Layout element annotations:
-=-=-
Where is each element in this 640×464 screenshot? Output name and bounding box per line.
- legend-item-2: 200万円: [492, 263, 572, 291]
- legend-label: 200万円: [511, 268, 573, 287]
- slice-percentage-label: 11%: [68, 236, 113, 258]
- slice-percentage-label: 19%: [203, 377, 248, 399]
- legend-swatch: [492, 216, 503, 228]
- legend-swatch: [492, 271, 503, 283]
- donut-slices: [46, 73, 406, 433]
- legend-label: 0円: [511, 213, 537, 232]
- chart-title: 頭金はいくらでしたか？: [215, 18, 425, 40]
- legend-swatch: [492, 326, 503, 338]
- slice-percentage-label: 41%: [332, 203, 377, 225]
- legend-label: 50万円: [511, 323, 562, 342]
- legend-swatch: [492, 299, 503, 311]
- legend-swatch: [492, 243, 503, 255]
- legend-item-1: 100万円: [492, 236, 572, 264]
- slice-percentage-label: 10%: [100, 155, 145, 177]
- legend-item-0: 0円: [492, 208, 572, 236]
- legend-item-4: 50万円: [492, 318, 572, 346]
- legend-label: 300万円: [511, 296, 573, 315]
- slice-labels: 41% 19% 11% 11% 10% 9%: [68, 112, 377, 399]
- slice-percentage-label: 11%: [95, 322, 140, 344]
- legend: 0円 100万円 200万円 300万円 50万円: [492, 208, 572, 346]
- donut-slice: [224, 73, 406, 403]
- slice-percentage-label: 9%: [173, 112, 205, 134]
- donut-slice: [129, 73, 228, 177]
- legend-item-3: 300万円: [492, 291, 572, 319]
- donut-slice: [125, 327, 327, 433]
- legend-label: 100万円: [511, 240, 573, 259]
-=-=-
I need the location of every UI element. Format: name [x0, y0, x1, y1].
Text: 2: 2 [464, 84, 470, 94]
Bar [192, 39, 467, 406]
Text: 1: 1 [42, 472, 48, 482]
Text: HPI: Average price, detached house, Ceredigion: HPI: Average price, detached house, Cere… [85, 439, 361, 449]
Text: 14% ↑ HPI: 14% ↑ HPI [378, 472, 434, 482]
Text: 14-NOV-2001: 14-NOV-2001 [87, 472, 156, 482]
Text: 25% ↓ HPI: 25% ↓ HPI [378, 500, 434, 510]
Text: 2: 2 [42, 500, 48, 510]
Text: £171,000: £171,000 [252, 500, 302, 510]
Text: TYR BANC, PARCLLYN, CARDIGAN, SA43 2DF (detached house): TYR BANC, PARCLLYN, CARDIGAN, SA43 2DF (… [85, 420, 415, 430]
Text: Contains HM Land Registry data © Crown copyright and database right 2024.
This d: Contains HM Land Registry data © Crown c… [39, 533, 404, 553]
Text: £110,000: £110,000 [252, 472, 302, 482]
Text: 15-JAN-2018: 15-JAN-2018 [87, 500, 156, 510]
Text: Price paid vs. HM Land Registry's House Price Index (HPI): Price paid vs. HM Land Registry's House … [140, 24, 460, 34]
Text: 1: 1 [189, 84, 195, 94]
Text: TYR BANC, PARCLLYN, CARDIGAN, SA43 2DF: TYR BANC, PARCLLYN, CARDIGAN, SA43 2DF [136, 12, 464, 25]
-=-=-
* WHAT IS REQUIRED
Output the lines of the material starting at the line that contains "I need the location" and ending with the line that contains "Text: 2: 2 [42, 500, 48, 510]", copying both of those lines too.

* ANSWER IN FULL
I need the location of every UI element. Format: name [x0, y0, x1, y1].
Text: 2: 2 [464, 84, 470, 94]
Bar [192, 39, 467, 406]
Text: 1: 1 [42, 472, 48, 482]
Text: HPI: Average price, detached house, Ceredigion: HPI: Average price, detached house, Cere… [85, 439, 361, 449]
Text: 14% ↑ HPI: 14% ↑ HPI [378, 472, 434, 482]
Text: 14-NOV-2001: 14-NOV-2001 [87, 472, 156, 482]
Text: 25% ↓ HPI: 25% ↓ HPI [378, 500, 434, 510]
Text: 2: 2 [42, 500, 48, 510]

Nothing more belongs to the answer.